# SET TASK
Identify the lines that contain the string "Adjutant", then copy each of them.

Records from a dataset
--- Begin ---

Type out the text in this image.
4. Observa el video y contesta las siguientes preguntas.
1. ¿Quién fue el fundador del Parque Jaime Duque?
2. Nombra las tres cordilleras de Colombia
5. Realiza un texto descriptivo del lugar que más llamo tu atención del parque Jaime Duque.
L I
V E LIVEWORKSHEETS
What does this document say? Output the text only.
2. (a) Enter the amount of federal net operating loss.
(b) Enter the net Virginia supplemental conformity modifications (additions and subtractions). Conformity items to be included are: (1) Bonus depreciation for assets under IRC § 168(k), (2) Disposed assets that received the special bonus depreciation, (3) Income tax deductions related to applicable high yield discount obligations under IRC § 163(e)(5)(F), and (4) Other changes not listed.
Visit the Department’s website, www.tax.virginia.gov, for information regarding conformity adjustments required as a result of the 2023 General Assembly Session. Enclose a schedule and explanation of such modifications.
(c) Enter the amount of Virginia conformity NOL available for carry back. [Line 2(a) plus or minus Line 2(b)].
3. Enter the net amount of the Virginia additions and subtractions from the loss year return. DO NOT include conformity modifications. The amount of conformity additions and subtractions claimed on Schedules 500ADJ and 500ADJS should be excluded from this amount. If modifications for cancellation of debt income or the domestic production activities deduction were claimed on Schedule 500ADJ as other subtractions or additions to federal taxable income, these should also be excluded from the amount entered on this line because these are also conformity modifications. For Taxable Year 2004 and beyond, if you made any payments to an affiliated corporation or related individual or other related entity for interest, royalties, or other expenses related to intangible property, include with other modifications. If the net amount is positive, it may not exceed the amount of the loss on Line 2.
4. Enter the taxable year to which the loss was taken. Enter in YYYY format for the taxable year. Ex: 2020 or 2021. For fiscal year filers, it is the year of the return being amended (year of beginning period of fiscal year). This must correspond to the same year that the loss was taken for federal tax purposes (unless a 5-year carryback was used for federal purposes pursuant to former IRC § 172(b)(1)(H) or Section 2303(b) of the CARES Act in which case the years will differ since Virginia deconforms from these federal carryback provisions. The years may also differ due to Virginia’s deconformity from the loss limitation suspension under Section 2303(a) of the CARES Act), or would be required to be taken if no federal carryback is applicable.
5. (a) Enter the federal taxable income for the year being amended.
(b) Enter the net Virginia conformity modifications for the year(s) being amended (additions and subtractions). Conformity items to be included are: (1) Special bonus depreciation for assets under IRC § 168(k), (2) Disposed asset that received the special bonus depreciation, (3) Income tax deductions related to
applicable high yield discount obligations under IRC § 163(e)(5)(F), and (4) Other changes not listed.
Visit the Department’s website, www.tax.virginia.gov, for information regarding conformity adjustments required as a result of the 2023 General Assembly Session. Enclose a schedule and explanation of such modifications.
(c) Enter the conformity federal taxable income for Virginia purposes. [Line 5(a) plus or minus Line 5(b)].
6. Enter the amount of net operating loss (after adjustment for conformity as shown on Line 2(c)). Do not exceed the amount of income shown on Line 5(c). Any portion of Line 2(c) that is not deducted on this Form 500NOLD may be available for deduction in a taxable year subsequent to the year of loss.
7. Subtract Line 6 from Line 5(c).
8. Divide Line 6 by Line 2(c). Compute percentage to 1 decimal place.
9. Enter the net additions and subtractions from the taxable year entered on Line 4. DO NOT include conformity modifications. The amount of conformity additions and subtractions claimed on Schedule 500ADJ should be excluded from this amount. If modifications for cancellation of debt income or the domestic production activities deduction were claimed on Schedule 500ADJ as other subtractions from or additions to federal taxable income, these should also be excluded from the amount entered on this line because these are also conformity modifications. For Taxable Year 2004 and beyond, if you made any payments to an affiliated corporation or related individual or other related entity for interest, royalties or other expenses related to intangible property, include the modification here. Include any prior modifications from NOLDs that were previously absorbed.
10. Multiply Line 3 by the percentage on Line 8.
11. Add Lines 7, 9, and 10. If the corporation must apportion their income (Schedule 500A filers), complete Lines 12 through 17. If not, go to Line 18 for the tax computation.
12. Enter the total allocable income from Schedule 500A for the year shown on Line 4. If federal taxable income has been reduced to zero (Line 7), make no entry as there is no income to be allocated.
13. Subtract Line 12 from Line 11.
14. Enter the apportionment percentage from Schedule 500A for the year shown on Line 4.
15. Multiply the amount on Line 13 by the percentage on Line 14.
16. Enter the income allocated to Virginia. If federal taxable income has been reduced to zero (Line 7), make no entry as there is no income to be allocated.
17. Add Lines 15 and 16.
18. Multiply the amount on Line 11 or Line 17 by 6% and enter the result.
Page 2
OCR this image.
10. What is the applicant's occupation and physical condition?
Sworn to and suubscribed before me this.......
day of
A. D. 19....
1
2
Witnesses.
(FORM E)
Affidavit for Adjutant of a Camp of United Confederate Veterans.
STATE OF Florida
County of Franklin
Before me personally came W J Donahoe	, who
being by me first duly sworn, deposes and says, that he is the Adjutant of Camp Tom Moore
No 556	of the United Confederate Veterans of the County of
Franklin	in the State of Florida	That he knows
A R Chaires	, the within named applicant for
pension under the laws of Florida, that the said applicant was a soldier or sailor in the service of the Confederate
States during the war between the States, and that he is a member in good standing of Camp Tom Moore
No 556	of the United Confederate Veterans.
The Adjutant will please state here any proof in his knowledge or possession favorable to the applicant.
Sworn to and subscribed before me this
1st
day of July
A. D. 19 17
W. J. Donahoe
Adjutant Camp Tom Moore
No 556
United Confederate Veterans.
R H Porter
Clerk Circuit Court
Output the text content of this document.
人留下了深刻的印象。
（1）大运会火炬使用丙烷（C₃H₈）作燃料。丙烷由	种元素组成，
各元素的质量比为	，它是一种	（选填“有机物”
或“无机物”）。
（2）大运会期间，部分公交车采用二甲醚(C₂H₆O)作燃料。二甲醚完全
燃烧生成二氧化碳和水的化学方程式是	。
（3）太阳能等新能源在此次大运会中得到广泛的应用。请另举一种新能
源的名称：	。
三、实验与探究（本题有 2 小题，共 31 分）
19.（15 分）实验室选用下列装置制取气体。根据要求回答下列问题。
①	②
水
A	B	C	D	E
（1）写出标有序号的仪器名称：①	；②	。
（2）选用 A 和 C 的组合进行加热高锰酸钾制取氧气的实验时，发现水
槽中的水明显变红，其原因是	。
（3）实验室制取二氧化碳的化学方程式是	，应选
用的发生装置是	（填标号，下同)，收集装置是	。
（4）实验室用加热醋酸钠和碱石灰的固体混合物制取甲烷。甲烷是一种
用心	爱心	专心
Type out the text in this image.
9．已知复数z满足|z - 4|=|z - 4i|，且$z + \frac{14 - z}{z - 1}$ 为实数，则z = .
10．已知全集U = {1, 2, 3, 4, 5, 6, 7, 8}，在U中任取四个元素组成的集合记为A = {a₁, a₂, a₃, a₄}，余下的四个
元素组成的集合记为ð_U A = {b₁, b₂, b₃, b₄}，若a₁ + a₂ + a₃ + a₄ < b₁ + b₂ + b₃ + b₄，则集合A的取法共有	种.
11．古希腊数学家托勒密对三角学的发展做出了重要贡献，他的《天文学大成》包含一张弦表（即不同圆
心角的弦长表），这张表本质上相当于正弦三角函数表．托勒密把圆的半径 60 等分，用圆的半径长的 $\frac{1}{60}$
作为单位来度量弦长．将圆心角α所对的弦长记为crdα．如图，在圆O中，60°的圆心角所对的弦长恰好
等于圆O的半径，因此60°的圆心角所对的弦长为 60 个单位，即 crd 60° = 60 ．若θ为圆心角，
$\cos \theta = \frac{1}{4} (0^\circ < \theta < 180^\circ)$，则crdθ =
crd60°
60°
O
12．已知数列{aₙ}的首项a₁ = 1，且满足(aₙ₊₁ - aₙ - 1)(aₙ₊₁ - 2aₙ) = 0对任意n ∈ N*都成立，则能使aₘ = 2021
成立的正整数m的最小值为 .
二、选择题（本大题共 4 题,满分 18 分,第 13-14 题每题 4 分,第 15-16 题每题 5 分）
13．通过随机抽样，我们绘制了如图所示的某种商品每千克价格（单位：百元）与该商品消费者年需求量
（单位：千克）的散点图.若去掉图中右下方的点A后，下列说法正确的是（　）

--- End ---

# RESULT FOR THIS EXERCISE
Affidavit for Adjutant of a Camp of United Confederate Veterans.
being by me first duly sworn, deposes and says, that he is the Adjutant of Camp Tom Moore
The Adjutant will please state here any proof in his knowledge or possession favorable to the applicant.
Adjutant Camp Tom Moore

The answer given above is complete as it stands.